___ Supplied information ___
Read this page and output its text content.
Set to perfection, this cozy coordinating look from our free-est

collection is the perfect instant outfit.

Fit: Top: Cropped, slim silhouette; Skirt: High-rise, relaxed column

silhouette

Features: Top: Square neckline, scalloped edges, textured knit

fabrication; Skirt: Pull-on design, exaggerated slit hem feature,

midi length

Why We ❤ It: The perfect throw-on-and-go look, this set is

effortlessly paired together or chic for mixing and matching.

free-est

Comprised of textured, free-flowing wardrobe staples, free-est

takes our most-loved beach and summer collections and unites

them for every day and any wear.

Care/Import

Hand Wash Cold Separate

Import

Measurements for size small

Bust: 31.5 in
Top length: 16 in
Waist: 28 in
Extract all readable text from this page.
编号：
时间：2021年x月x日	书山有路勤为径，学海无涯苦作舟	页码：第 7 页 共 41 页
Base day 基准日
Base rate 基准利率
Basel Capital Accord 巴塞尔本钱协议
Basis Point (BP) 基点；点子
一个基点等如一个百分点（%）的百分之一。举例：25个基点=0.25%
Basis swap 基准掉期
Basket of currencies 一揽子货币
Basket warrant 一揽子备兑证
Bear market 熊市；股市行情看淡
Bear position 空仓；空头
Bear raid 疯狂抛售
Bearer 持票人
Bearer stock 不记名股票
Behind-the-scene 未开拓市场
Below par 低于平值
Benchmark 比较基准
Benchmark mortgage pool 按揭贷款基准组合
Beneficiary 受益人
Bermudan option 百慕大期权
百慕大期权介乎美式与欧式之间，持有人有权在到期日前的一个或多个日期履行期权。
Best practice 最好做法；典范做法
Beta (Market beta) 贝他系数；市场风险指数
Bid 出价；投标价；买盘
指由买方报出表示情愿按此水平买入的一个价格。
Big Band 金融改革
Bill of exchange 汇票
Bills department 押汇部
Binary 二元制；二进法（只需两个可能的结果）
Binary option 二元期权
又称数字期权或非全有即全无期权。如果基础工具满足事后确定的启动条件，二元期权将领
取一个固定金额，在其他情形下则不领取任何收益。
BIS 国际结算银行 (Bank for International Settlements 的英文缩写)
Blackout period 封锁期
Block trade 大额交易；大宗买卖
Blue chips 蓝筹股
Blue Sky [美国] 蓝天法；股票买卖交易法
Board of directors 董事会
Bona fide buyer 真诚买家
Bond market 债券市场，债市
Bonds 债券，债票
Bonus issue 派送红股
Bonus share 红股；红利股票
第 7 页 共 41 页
___
- _Exercise objective_
The records above should be repeated in full, exactly as given.

- _Response to the task_
Read this page and output its text content.
Set to perfection, this cozy coordinating look from our free-est

collection is the perfect instant outfit.

Fit: Top: Cropped, slim silhouette; Skirt: High-rise, relaxed column

silhouette

Features: Top: Square neckline, scalloped edges, textured knit

fabrication; Skirt: Pull-on design, exaggerated slit hem feature,

midi length

Why We ❤ It: The perfect throw-on-and-go look, this set is

effortlessly paired together or chic for mixing and matching.

free-est

Comprised of textured, free-flowing wardrobe staples, free-est

takes our most-loved beach and summer collections and unites

them for every day and any wear.

Care/Import

Hand Wash Cold Separate

Import

Measurements for size small

Bust: 31.5 in
Top length: 16 in
Waist: 28 in
Extract all readable text from this page.
编号：
时间：2021年x月x日	书山有路勤为径，学海无涯苦作舟	页码：第 7 页 共 41 页
Base day 基准日
Base rate 基准利率
Basel Capital Accord 巴塞尔本钱协议
Basis Point (BP) 基点；点子
一个基点等如一个百分点（%）的百分之一。举例：25个基点=0.25%
Basis swap 基准掉期
Basket of currencies 一揽子货币
Basket warrant 一揽子备兑证
Bear market 熊市；股市行情看淡
Bear position 空仓；空头
Bear raid 疯狂抛售
Bearer 持票人
Bearer stock 不记名股票
Behind-the-scene 未开拓市场
Below par 低于平值
Benchmark 比较基准
Benchmark mortgage pool 按揭贷款基准组合
Beneficiary 受益人
Bermudan option 百慕大期权
百慕大期权介乎美式与欧式之间，持有人有权在到期日前的一个或多个日期履行期权。
Best practice 最好做法；典范做法
Beta (Market beta) 贝他系数；市场风险指数
Bid 出价；投标价；买盘
指由买方报出表示情愿按此水平买入的一个价格。
Big Band 金融改革
Bill of exchange 汇票
Bills department 押汇部
Binary 二元制；二进法（只需两个可能的结果）
Binary option 二元期权
又称数字期权或非全有即全无期权。如果基础工具满足事后确定的启动条件，二元期权将领
取一个固定金额，在其他情形下则不领取任何收益。
BIS 国际结算银行 (Bank for International Settlements 的英文缩写)
Blackout period 封锁期
Block trade 大额交易；大宗买卖
Blue chips 蓝筹股
Blue Sky [美国] 蓝天法；股票买卖交易法
Board of directors 董事会
Bona fide buyer 真诚买家
Bond market 债券市场，债市
Bonds 债券，债票
Bonus issue 派送红股
Bonus share 红股；红利股票
第 7 页 共 41 页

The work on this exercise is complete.